COMPITI DA SVOLGERE:
[A] In una-tre frasi, spiega perché, secondo il testo sull'adozione di un cane, investire denaro non basta.
[B] Prosegui il testo sull'adozione di un cane a partire dal punto in cui si interrompe.

SEZIONE DEL DOCUMENTO:
:::::

Adottare un amico a quattro zampe richiede tanto impegno ed energie, soprattutto quando si prende con sé un cane, di qualsiasi razza e taglia. Non bisogna soltanto investire denaro per far fronte alle diverse esigenze dell’animale da compagnia nel corso della sua crescita, da quando è soltanto un cucciolo fino all’età adulta, tra visite dal veterinario, croccantini e pappe, giochini etc.
Avere un cane in casa significa anche dedicare tempo ed energie a un essere vivente, che richiede cure e attenzioni. Significa organizzare la propria routine quotidiana anche in base ai ritmi del nostro nuovo compagno (pensiamo a tutte le volte che lo portiamo a fare una passeggiata anche quando fuori piove oppure la sera tardi, tornati dal lavoro) e, talvolta, rinunciare a qualcosa per stare insieme a lui.

:::::

INSIEME DI DATI:
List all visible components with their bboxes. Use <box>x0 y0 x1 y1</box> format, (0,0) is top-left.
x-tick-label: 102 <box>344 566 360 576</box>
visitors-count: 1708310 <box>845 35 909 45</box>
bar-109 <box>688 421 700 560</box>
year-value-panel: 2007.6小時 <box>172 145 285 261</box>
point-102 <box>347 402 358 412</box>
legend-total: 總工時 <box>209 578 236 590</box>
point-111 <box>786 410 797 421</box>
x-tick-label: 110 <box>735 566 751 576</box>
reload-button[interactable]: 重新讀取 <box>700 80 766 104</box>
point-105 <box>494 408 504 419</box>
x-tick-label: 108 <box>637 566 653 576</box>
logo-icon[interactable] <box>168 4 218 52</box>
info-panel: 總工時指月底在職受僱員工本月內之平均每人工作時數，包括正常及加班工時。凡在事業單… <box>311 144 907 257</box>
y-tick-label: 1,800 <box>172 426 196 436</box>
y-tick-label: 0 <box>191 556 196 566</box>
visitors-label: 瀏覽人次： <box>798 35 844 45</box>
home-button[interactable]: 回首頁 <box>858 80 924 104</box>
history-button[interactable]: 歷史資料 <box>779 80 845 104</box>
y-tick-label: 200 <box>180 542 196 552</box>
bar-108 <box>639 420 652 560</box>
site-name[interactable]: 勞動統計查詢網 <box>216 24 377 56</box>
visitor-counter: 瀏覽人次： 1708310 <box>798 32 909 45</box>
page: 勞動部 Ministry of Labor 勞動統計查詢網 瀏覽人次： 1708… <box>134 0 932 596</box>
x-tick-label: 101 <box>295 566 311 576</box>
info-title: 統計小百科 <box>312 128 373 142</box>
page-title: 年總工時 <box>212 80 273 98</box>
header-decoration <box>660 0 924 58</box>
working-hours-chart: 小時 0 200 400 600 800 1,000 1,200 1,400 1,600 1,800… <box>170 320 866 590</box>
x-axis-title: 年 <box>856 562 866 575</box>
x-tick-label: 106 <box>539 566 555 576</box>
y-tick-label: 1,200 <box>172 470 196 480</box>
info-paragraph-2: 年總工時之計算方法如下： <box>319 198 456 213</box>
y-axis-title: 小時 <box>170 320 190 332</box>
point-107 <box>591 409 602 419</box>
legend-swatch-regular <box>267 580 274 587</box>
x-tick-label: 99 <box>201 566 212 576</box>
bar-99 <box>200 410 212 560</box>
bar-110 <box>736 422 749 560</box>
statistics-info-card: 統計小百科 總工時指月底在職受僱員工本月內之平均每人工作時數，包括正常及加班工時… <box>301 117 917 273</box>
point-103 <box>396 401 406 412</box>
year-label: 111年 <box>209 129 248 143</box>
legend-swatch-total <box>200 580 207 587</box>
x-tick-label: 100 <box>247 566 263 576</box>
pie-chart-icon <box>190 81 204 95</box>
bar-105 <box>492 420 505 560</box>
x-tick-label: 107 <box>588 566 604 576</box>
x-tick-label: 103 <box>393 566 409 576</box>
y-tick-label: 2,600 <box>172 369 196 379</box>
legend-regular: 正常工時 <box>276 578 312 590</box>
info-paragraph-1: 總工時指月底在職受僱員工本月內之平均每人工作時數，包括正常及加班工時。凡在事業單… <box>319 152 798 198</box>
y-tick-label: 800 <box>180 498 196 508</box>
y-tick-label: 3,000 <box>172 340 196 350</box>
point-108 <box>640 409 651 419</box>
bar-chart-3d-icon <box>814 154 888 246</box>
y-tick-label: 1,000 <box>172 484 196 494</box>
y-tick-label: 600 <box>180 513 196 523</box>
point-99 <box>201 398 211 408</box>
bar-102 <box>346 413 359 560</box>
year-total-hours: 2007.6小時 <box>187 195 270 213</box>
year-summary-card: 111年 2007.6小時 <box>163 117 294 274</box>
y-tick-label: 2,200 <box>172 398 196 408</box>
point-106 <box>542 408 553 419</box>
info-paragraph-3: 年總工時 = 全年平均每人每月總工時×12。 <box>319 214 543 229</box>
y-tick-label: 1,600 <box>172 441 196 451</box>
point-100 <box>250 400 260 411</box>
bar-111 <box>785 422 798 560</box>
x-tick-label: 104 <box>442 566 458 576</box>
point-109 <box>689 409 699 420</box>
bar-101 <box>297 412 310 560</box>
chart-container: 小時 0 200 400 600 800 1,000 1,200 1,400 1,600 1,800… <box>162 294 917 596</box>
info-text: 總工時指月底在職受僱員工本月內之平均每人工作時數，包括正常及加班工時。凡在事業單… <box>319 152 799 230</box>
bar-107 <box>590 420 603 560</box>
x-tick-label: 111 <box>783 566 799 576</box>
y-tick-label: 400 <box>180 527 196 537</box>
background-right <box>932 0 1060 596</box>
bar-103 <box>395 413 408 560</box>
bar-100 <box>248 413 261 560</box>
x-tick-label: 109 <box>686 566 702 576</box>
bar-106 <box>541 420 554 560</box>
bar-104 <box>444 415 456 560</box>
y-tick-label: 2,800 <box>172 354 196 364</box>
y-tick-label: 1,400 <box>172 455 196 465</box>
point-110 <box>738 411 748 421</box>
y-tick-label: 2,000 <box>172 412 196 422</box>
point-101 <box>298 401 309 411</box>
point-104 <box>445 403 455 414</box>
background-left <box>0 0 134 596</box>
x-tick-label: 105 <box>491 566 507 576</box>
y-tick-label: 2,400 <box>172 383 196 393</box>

:::::

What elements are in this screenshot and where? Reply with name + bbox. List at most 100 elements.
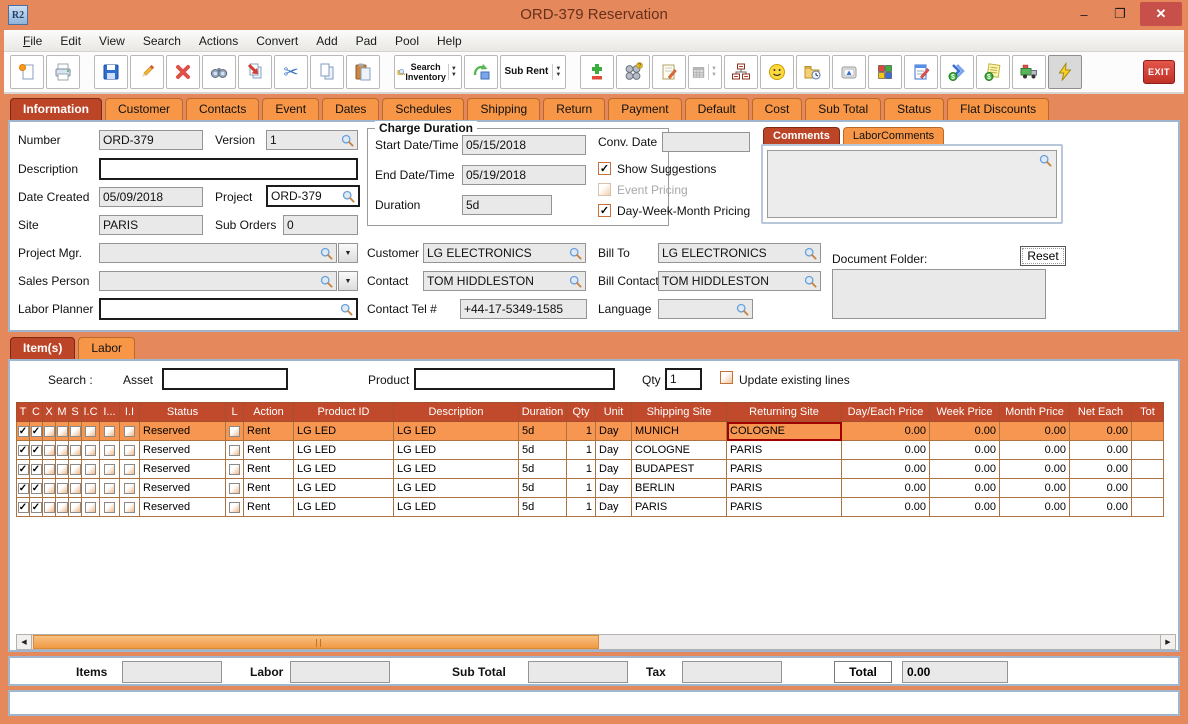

:::::

RISPOSTE FORNITE:
[A] Avere un cane in casa significa anche dedicare tempo ed energie a un essere vivente che ha bisogno di cure e attenzioni. Bisogna organizzare la propria routine quotidiana anche in base ai suoi ritmi, portandolo a passeggio pure quando piove o la sera tardi dopo il lavoro. Talvolta occorre anche rinunciare a qualcosa per stare con lui.

[B]
Eppure, nonostante gli indubbi costi dell’avere un cane, tantissime persone scelgono di adottarne uno e farlo entrare nella propria casa e nella propria vita. Ciò significa che avere accanto queste creature porta con sé grandi vantaggi, ben superiori ai sacrifici e alle incombenze.
Gli effetti positivi dell’avere un animale sono molteplici:
- allevia solitudine e stress e previene la depressione
- stimola la socializzazione
- aumenta il senso di responsabilità, insegnandoci a prenderci cura di un altro essere vivente
- ha un effetto educativo per i bambini
Ma esistono anche tutta una serie di benefici psicologici poco conosciuti che vorrei qui esporre in modo più approfondito. Ne parlo come terapeuta ma anche come padrone di uno splendido cane, divenuto compagno di vita per me e la mia famiglia.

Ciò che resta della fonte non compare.